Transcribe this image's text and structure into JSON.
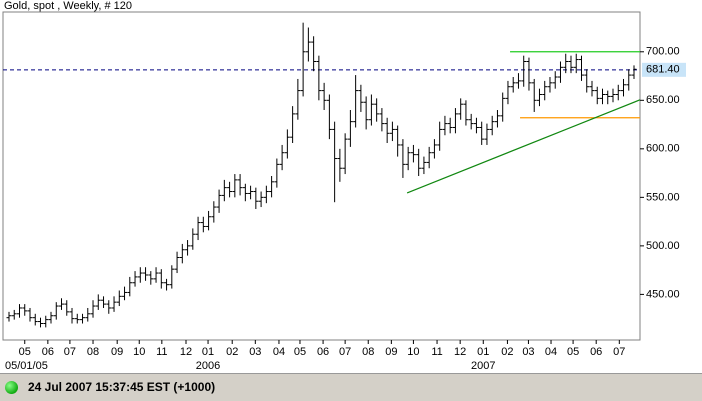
{
  "chart_data": {
    "type": "ohlc",
    "title": "Gold, spot , Weekly, # 120",
    "color": "#000000",
    "open": [
      426,
      428,
      430,
      436,
      433,
      426,
      422,
      420,
      424,
      428,
      438,
      440,
      432,
      425,
      424,
      426,
      430,
      438,
      444,
      440,
      436,
      442,
      448,
      452,
      462,
      468,
      472,
      470,
      466,
      472,
      462,
      460,
      476,
      488,
      496,
      500,
      512,
      524,
      520,
      530,
      540,
      552,
      560,
      556,
      568,
      560,
      554,
      556,
      546,
      550,
      556,
      566,
      584,
      596,
      612,
      636,
      660,
      700,
      710,
      690,
      660,
      650,
      620,
      590,
      580,
      610,
      628,
      660,
      648,
      630,
      646,
      636,
      626,
      616,
      620,
      604,
      584,
      596,
      594,
      580,
      586,
      596,
      604,
      620,
      626,
      622,
      636,
      646,
      630,
      626,
      622,
      610,
      620,
      628,
      634,
      652,
      664,
      668,
      670,
      690,
      668,
      650,
      656,
      664,
      668,
      674,
      684,
      690,
      684,
      692,
      676,
      664,
      660,
      652,
      656,
      654,
      656,
      660,
      666,
      676
    ],
    "high": [
      432,
      434,
      440,
      440,
      436,
      430,
      426,
      428,
      432,
      442,
      446,
      444,
      436,
      430,
      430,
      436,
      444,
      450,
      448,
      444,
      448,
      454,
      458,
      468,
      474,
      478,
      478,
      474,
      478,
      476,
      466,
      480,
      494,
      502,
      506,
      518,
      530,
      530,
      536,
      546,
      558,
      568,
      566,
      574,
      574,
      564,
      562,
      560,
      556,
      562,
      572,
      590,
      604,
      620,
      644,
      672,
      730,
      725,
      716,
      696,
      668,
      656,
      628,
      600,
      616,
      640,
      676,
      666,
      654,
      656,
      652,
      642,
      632,
      628,
      624,
      610,
      602,
      604,
      600,
      592,
      602,
      610,
      628,
      634,
      632,
      642,
      652,
      650,
      636,
      632,
      628,
      626,
      634,
      640,
      658,
      670,
      674,
      678,
      696,
      694,
      672,
      662,
      670,
      674,
      680,
      690,
      698,
      696,
      698,
      696,
      682,
      670,
      664,
      662,
      660,
      662,
      666,
      672,
      682,
      686
    ],
    "low": [
      422,
      424,
      426,
      428,
      422,
      418,
      416,
      416,
      420,
      424,
      434,
      428,
      420,
      420,
      420,
      422,
      426,
      434,
      436,
      430,
      432,
      438,
      444,
      448,
      458,
      462,
      464,
      460,
      462,
      456,
      454,
      456,
      472,
      482,
      490,
      496,
      506,
      514,
      516,
      524,
      534,
      546,
      550,
      550,
      552,
      546,
      548,
      538,
      540,
      544,
      550,
      560,
      578,
      590,
      606,
      630,
      654,
      690,
      680,
      650,
      640,
      610,
      545,
      566,
      574,
      602,
      622,
      638,
      620,
      624,
      628,
      618,
      606,
      608,
      592,
      570,
      578,
      586,
      572,
      574,
      580,
      590,
      598,
      614,
      616,
      616,
      630,
      624,
      620,
      616,
      604,
      604,
      614,
      622,
      628,
      646,
      658,
      662,
      664,
      660,
      638,
      644,
      650,
      658,
      662,
      668,
      678,
      678,
      678,
      670,
      658,
      654,
      646,
      646,
      646,
      648,
      650,
      654,
      660,
      672
    ],
    "close": [
      428,
      430,
      436,
      433,
      426,
      422,
      420,
      424,
      428,
      438,
      440,
      432,
      425,
      424,
      426,
      430,
      438,
      444,
      440,
      436,
      442,
      448,
      452,
      462,
      468,
      472,
      470,
      466,
      472,
      462,
      460,
      476,
      488,
      496,
      500,
      512,
      524,
      520,
      530,
      540,
      552,
      560,
      556,
      568,
      560,
      554,
      556,
      546,
      550,
      556,
      566,
      584,
      596,
      612,
      636,
      660,
      700,
      710,
      690,
      660,
      650,
      620,
      590,
      580,
      610,
      628,
      660,
      648,
      630,
      646,
      636,
      626,
      616,
      620,
      604,
      584,
      596,
      594,
      580,
      586,
      596,
      604,
      620,
      626,
      622,
      636,
      646,
      630,
      626,
      622,
      610,
      620,
      628,
      634,
      652,
      664,
      668,
      670,
      690,
      668,
      650,
      656,
      664,
      668,
      674,
      684,
      690,
      684,
      692,
      676,
      664,
      660,
      652,
      656,
      654,
      656,
      660,
      666,
      676,
      682
    ],
    "xlim": [
      -1.14,
      120.14
    ],
    "ylim": [
      403,
      741
    ],
    "yticks": [
      {
        "value": 450,
        "label": "450.00"
      },
      {
        "value": 500,
        "label": "500.00"
      },
      {
        "value": 550,
        "label": "550.00"
      },
      {
        "value": 600,
        "label": "600.00"
      },
      {
        "value": 650,
        "label": "650.00"
      },
      {
        "value": 700,
        "label": "700.00"
      }
    ],
    "xticks": [
      {
        "value": 3.0,
        "label": "05"
      },
      {
        "value": 7.4,
        "label": "06"
      },
      {
        "value": 11.6,
        "label": "07"
      },
      {
        "value": 16.0,
        "label": "08"
      },
      {
        "value": 20.6,
        "label": "09"
      },
      {
        "value": 24.8,
        "label": "10"
      },
      {
        "value": 29.1,
        "label": "11"
      },
      {
        "value": 33.7,
        "label": "12"
      },
      {
        "value": 37.9,
        "label": "01"
      },
      {
        "value": 42.5,
        "label": "02"
      },
      {
        "value": 46.9,
        "label": "03"
      },
      {
        "value": 51.4,
        "label": "04"
      },
      {
        "value": 55.4,
        "label": "05"
      },
      {
        "value": 59.8,
        "label": "06"
      },
      {
        "value": 64.0,
        "label": "07"
      },
      {
        "value": 68.4,
        "label": "08"
      },
      {
        "value": 72.8,
        "label": "09"
      },
      {
        "value": 77.0,
        "label": "10"
      },
      {
        "value": 81.5,
        "label": "11"
      },
      {
        "value": 85.9,
        "label": "12"
      },
      {
        "value": 90.3,
        "label": "01"
      },
      {
        "value": 94.9,
        "label": "02"
      },
      {
        "value": 98.9,
        "label": "03"
      },
      {
        "value": 103.2,
        "label": "04"
      },
      {
        "value": 107.4,
        "label": "05"
      },
      {
        "value": 111.8,
        "label": "06"
      },
      {
        "value": 116.2,
        "label": "07"
      }
    ],
    "xlabels_lower": [
      {
        "value": -0.76,
        "label": "05/01/05"
      },
      {
        "value": 37.9,
        "label": "2006"
      },
      {
        "value": 90.3,
        "label": "2007"
      }
    ],
    "last_price": {
      "value": 681.4,
      "label": "681.40",
      "color": "#000080"
    },
    "lines": [
      {
        "x": [
          95.4,
          120.14
        ],
        "y": [
          700,
          700
        ],
        "color": "#22cc22"
      },
      {
        "x": [
          97.3,
          120.14
        ],
        "y": [
          632,
          632
        ],
        "color": "#ff9900"
      },
      {
        "x": [
          75.8,
          120.14
        ],
        "y": [
          554.6,
          650.5
        ],
        "color": "#118811"
      }
    ]
  },
  "status": "24 Jul 2007 15:37:45  EST (+1000)"
}
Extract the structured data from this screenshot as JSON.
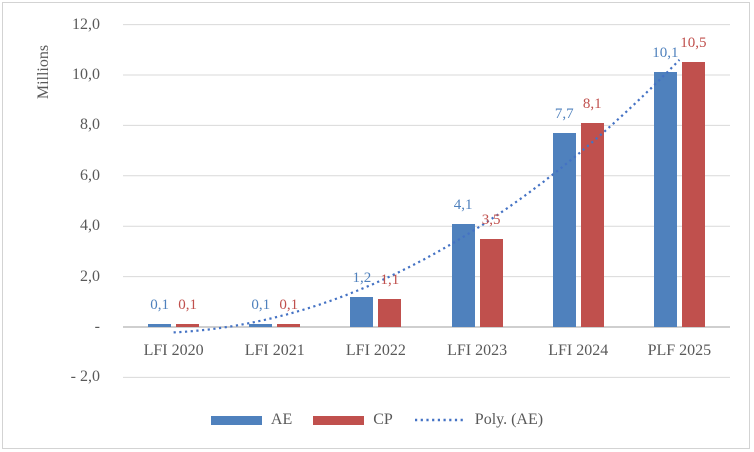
{
  "frame": {
    "background": "#FFFFFF",
    "border_color": "#D3D3D3"
  },
  "chart_data": {
    "type": "bar",
    "title": "",
    "categories": [
      "LFI 2020",
      "LFI 2021",
      "LFI 2022",
      "LFI 2023",
      "LFI 2024",
      "PLF 2025"
    ],
    "series": [
      {
        "name": "AE",
        "color": "#4F81BD",
        "values": [
          0.1,
          0.1,
          1.2,
          4.1,
          7.7,
          10.1
        ],
        "data_labels": [
          "0,1",
          "0,1",
          "1,2",
          "4,1",
          "7,7",
          "10,1"
        ]
      },
      {
        "name": "CP",
        "color": "#C0504D",
        "values": [
          0.1,
          0.1,
          1.1,
          3.5,
          8.1,
          10.5
        ],
        "data_labels": [
          "0,1",
          "0,1",
          "1,1",
          "3,5",
          "8,1",
          "10,5"
        ]
      }
    ],
    "trendline": {
      "label": "Poly. (AE)",
      "applies_to_series": "AE",
      "kind": "polynomial",
      "order": 2,
      "coefficients": {
        "a": 0.3929,
        "b": 0.1986,
        "c": -0.2143
      },
      "color": "#4472C4",
      "line_style": "dotted",
      "x_range": [
        0,
        5
      ]
    },
    "y_axis": {
      "units_label": "Millions",
      "min": -2,
      "max": 12,
      "tick_step": 2,
      "ticks": [
        {
          "value": 12,
          "label": "12,0"
        },
        {
          "value": 10,
          "label": "10,0"
        },
        {
          "value": 8,
          "label": "8,0"
        },
        {
          "value": 6,
          "label": "6,0"
        },
        {
          "value": 4,
          "label": "4,0"
        },
        {
          "value": 2,
          "label": "2,0"
        },
        {
          "value": 0,
          "label": "-"
        },
        {
          "value": -2,
          "label": "- 2,0"
        }
      ]
    },
    "legend": {
      "position": "bottom",
      "entries": [
        "AE",
        "CP",
        "Poly. (AE)"
      ]
    },
    "style": {
      "text_color": "#595959",
      "gridline_color": "#D9D9D9",
      "axis_line_color": "#BFBFBF"
    }
  }
}
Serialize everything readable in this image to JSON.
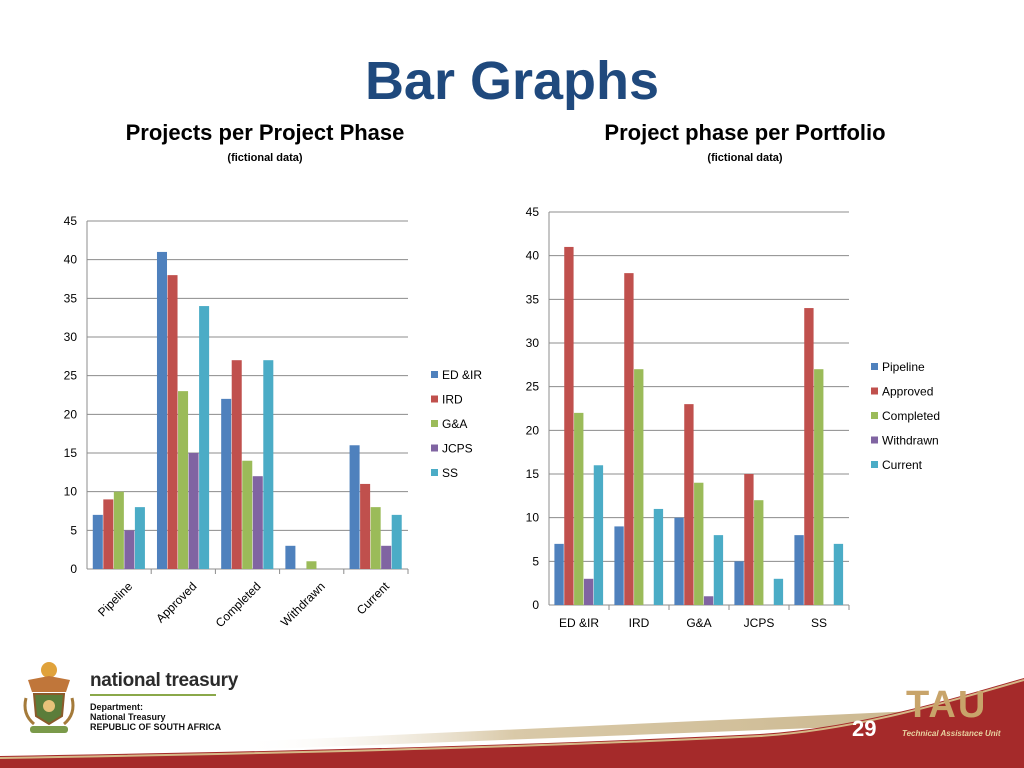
{
  "slide": {
    "title": "Bar Graphs",
    "page_number": "29",
    "footer": {
      "org_name": "national treasury",
      "dept_line1": "Department:",
      "dept_line2": "National Treasury",
      "republic": "REPUBLIC OF SOUTH AFRICA",
      "tau_logo": "TAU",
      "tau_subtitle": "Technical Assistance Unit"
    }
  },
  "colors": {
    "title": "#1f497d",
    "series": [
      "#4f81bd",
      "#c0504d",
      "#9bbb59",
      "#8064a2",
      "#4bacc6"
    ],
    "footer_red": "#a52a2a",
    "footer_gold": "#c8a46a"
  },
  "chart_data": [
    {
      "type": "bar",
      "title": "Projects per Project Phase",
      "subtitle": "(fictional data)",
      "categories": [
        "Pipeline",
        "Approved",
        "Completed",
        "Withdrawn",
        "Current"
      ],
      "series": [
        {
          "name": "ED &IR",
          "values": [
            7,
            41,
            22,
            3,
            16
          ]
        },
        {
          "name": "IRD",
          "values": [
            9,
            38,
            27,
            0,
            11
          ]
        },
        {
          "name": "G&A",
          "values": [
            10,
            23,
            14,
            1,
            8
          ]
        },
        {
          "name": "JCPS",
          "values": [
            5,
            15,
            12,
            0,
            3
          ]
        },
        {
          "name": "SS",
          "values": [
            8,
            34,
            27,
            0,
            7
          ]
        }
      ],
      "ylim": [
        0,
        45
      ],
      "yticks": [
        0,
        5,
        10,
        15,
        20,
        25,
        30,
        35,
        40,
        45
      ],
      "grid": true,
      "legend": "right",
      "xlabel_rotation": "diagonal"
    },
    {
      "type": "bar",
      "title": "Project phase per Portfolio",
      "subtitle": "(fictional data)",
      "categories": [
        "ED &IR",
        "IRD",
        "G&A",
        "JCPS",
        "SS"
      ],
      "series": [
        {
          "name": "Pipeline",
          "values": [
            7,
            9,
            10,
            5,
            8
          ]
        },
        {
          "name": "Approved",
          "values": [
            41,
            38,
            23,
            15,
            34
          ]
        },
        {
          "name": "Completed",
          "values": [
            22,
            27,
            14,
            12,
            27
          ]
        },
        {
          "name": "Withdrawn",
          "values": [
            3,
            0,
            1,
            0,
            0
          ]
        },
        {
          "name": "Current",
          "values": [
            16,
            11,
            8,
            3,
            7
          ]
        }
      ],
      "ylim": [
        0,
        45
      ],
      "yticks": [
        0,
        5,
        10,
        15,
        20,
        25,
        30,
        35,
        40,
        45
      ],
      "grid": true,
      "legend": "right",
      "xlabel_rotation": "horizontal"
    }
  ]
}
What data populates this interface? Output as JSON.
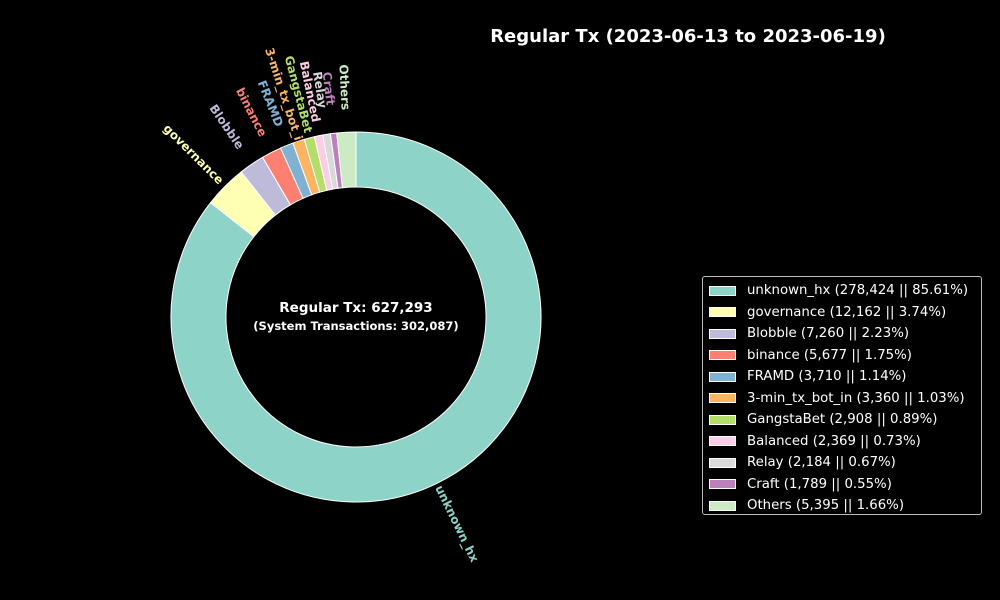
{
  "chart_data": {
    "type": "pie",
    "style": "donut",
    "title": "Regular Tx (2023-06-13 to 2023-06-19)",
    "center_text": {
      "main": "Regular Tx: 627,293",
      "sub": "(System Transactions: 302,087)"
    },
    "start_angle": "90° (top), clockwise",
    "legend_position": "right",
    "slices": [
      {
        "label": "unknown_hx",
        "value": 278424,
        "percent": "85.61%",
        "legend": "unknown_hx (278,424 || 85.61%)",
        "color": "#8dd3c7"
      },
      {
        "label": "governance",
        "value": 12162,
        "percent": "3.74%",
        "legend": "governance (12,162 || 3.74%)",
        "color": "#ffffb3"
      },
      {
        "label": "Blobble",
        "value": 7260,
        "percent": "2.23%",
        "legend": "Blobble (7,260 || 2.23%)",
        "color": "#bebada"
      },
      {
        "label": "binance",
        "value": 5677,
        "percent": "1.75%",
        "legend": "binance (5,677 || 1.75%)",
        "color": "#fb8072"
      },
      {
        "label": "FRAMD",
        "value": 3710,
        "percent": "1.14%",
        "legend": "FRAMD (3,710 || 1.14%)",
        "color": "#80b1d3"
      },
      {
        "label": "3-min_tx_bot_in",
        "value": 3360,
        "percent": "1.03%",
        "legend": "3-min_tx_bot_in (3,360 || 1.03%)",
        "color": "#fdb462"
      },
      {
        "label": "GangstaBet",
        "value": 2908,
        "percent": "0.89%",
        "legend": "GangstaBet (2,908 || 0.89%)",
        "color": "#b3de69"
      },
      {
        "label": "Balanced",
        "value": 2369,
        "percent": "0.73%",
        "legend": "Balanced (2,369 || 0.73%)",
        "color": "#fccde5"
      },
      {
        "label": "Relay",
        "value": 2184,
        "percent": "0.67%",
        "legend": "Relay (2,184 || 0.67%)",
        "color": "#d9d9d9"
      },
      {
        "label": "Craft",
        "value": 1789,
        "percent": "0.55%",
        "legend": "Craft (1,789 || 0.55%)",
        "color": "#bc80bd"
      },
      {
        "label": "Others",
        "value": 5395,
        "percent": "1.66%",
        "legend": "Others (5,395 || 1.66%)",
        "color": "#ccebc5"
      }
    ]
  }
}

================

WHAT YOU ARE ASKED TO DO: Report how many lines in the data include the word "binance", and give nothing but the count.

RESPONSE FOR THIS EXERCISE: 2